++++ EXCERPT
Apple will announce fiscal Q1 2012 earnings on January 24. On its Q4 conference call, the company provided EPS guidance for Q1 of $9.30 per share. At the time, this was above the Wall Street consensus estimate, but Apple sold off anyway as Q4 disappointed. iPhone 4S sales lagged as consumers waited for the release of the iPhone 4S.
Wall Street consensus EPS for Q1 is $9.897 per share, 6.4% higher than company's guidance. Put another way, Apple is set up to materially beat consensus.
Assuming unit sales of 30mm iPhones (which is likely too low) and 12mm iPads (this could also prove to be conservative), 5mm MACS, and a 15% decline in iPod sales, Apple would generate earnings of $10.50 per share.
If we take $10.50 and follow the same earnings progression seen in 2010, then fiscal 2012 EPS would be over $45/share. At $45 of EPS, Apple is trading at 9.3x earnings. Based on these projections and barring any change in cash policy, Apple would end fiscal 2012 with $125 in cash per share. If we then look at the trading multiple ex-cash, Apple is trading at a ridiculously low 6.6x earnings.
++++++++
[GIVEN EXERCISE 1] Translate this sentence from the Apple earnings text into Spanish: "Put another way, Apple is set up to materially beat consensus."
++++ ENTRIES SUPPLIED
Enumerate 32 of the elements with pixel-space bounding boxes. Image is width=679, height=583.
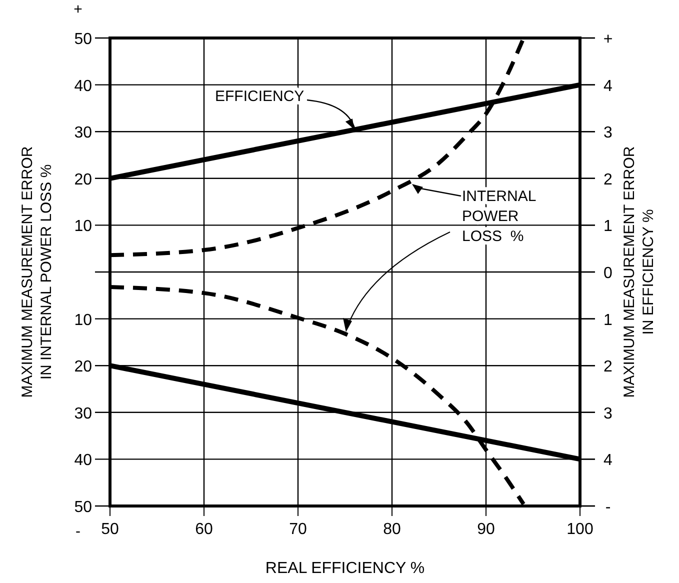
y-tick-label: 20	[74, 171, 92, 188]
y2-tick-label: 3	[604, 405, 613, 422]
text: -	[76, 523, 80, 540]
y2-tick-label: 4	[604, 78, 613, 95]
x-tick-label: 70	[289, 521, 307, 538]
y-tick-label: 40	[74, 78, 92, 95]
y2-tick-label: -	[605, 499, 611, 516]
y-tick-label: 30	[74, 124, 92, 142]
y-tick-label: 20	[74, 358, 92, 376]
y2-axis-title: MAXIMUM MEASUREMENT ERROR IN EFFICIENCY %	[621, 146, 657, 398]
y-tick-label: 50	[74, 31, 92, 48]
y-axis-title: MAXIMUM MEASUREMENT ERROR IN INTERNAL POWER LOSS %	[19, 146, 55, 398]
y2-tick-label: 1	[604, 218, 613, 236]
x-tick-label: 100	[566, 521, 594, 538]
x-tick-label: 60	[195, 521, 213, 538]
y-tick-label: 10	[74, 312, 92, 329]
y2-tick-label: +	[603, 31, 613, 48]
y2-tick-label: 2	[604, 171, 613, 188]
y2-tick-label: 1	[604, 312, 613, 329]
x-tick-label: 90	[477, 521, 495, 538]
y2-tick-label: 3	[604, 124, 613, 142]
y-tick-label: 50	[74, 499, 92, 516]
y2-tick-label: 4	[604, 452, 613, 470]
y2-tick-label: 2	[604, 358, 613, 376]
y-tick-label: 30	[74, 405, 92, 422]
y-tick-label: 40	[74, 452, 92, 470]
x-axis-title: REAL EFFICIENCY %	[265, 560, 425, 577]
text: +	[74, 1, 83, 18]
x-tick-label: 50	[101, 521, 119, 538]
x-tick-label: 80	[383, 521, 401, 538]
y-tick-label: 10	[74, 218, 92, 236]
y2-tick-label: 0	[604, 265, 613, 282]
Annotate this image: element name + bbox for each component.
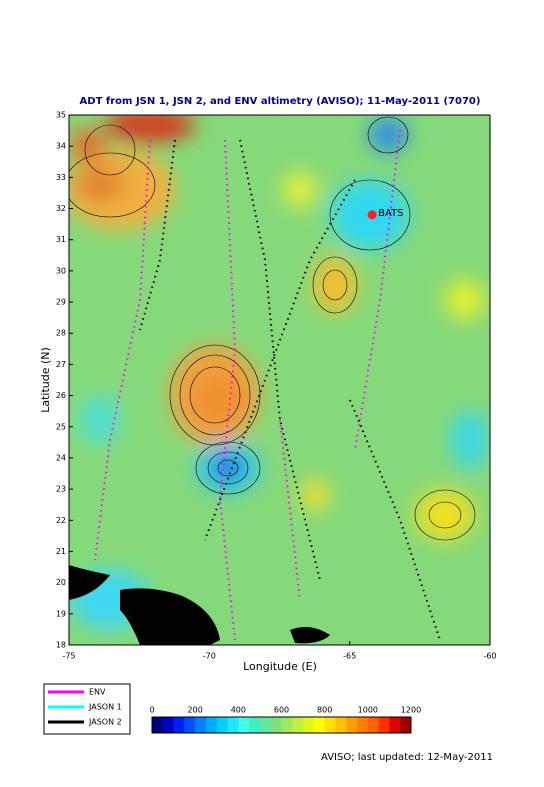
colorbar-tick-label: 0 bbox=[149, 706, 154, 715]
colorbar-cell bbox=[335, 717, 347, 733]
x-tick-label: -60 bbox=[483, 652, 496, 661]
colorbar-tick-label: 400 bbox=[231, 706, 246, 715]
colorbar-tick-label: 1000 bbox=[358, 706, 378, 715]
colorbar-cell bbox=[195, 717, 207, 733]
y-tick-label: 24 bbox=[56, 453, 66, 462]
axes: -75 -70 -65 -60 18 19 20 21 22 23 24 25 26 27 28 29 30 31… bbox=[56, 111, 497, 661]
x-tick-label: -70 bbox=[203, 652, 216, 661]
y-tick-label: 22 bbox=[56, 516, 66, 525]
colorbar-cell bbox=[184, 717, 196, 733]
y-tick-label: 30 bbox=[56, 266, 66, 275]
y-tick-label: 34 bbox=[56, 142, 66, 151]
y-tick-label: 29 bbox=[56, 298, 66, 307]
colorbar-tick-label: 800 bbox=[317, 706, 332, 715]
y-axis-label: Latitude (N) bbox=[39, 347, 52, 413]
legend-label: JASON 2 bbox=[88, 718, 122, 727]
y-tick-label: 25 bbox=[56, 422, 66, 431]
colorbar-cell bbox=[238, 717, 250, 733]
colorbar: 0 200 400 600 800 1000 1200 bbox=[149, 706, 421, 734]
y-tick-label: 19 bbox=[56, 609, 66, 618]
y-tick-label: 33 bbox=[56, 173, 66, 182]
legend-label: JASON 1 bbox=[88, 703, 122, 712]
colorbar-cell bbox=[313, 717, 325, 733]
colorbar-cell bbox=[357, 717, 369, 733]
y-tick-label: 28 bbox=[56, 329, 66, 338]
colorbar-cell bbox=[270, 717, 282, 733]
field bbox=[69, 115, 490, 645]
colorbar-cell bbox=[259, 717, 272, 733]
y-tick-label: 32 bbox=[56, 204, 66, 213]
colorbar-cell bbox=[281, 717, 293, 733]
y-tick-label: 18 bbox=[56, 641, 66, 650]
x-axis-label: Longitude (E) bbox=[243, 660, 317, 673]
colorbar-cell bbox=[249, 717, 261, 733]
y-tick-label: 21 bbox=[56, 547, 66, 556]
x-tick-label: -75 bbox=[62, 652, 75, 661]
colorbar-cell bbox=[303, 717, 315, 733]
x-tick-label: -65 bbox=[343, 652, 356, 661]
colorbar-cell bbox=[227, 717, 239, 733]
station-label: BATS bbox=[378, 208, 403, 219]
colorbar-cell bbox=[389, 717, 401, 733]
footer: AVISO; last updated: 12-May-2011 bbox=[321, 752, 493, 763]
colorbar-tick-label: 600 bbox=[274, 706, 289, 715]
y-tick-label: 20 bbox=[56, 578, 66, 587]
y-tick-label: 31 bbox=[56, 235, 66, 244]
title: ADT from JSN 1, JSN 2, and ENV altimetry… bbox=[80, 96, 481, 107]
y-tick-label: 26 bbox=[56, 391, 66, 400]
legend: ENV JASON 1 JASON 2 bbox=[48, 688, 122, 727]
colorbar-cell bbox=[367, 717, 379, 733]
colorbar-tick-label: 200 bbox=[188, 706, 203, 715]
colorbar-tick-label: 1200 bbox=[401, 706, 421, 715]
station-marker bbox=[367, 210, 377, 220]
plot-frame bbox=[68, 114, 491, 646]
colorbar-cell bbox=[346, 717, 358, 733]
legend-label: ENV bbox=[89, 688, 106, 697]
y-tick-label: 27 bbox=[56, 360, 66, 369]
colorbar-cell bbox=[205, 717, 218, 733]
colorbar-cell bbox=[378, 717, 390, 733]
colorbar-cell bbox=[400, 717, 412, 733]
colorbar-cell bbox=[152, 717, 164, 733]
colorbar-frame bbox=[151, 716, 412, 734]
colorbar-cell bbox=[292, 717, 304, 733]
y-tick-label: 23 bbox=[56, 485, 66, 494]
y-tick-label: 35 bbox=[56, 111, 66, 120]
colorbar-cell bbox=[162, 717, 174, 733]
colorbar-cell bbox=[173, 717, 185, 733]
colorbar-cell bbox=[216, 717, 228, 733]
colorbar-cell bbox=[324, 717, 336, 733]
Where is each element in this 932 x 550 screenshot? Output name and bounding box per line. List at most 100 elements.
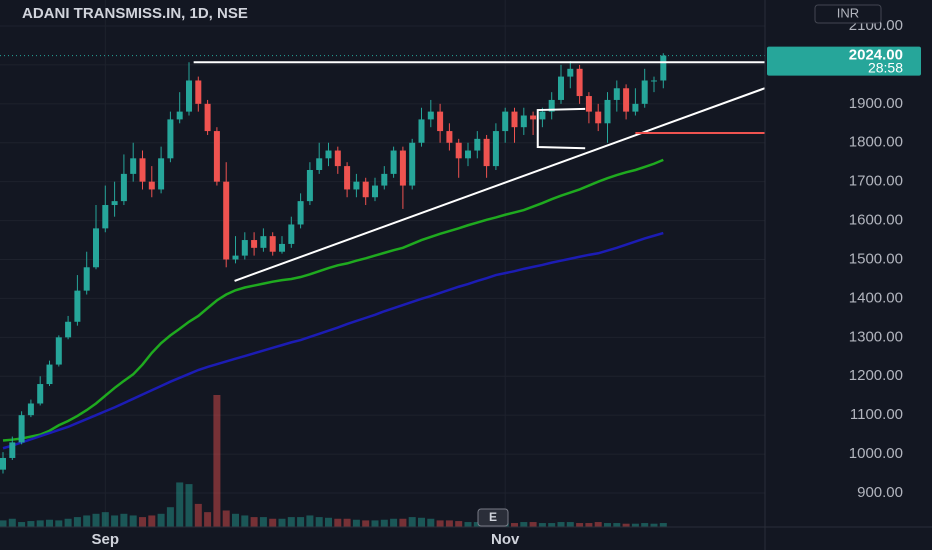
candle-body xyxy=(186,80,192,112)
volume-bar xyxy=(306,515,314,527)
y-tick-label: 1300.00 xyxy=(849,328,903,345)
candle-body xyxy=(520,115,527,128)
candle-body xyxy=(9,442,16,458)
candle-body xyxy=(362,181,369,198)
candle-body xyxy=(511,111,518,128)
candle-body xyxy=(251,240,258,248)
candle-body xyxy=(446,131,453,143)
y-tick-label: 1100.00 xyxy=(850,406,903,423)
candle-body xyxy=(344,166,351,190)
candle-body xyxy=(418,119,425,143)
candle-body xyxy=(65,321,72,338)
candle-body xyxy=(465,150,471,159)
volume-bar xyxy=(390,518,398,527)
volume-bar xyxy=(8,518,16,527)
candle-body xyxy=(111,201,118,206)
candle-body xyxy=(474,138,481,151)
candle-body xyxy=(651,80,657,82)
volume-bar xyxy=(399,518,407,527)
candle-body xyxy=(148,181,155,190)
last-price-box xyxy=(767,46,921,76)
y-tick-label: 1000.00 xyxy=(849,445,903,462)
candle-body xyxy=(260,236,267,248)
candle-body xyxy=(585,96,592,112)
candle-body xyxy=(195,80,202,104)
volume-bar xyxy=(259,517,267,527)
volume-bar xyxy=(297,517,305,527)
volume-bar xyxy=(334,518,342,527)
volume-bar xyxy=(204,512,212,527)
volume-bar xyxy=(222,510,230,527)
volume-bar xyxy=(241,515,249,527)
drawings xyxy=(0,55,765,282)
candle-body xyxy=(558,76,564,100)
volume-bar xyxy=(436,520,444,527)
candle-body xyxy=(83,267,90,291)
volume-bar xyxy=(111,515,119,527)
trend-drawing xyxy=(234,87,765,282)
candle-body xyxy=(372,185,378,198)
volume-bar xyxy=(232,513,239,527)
++++++++
[GIVEN EXERCISE 2] Copy the entries word for word, starting at the line that contains "colorbar-tick-label: 0 bbox=[149, 706, 154, 715]" and ending at the line that contains "colorbar-tick-label: 1000 bbox=[358, 706, 378, 715]".

[EXERCISE RESPONSE 1] Dicho de otro modo, Apple está en posición de superar sustancialmente el consenso.

[EXERCISE RESPONSE 2]
colorbar-tick-label: 0 bbox=[149, 706, 154, 715]
colorbar-cell bbox=[335, 717, 347, 733]
x-tick-label: -60 bbox=[483, 652, 496, 661]
colorbar-tick-label: 400 bbox=[231, 706, 246, 715]
colorbar-tick-label: 1000 bbox=[358, 706, 378, 715]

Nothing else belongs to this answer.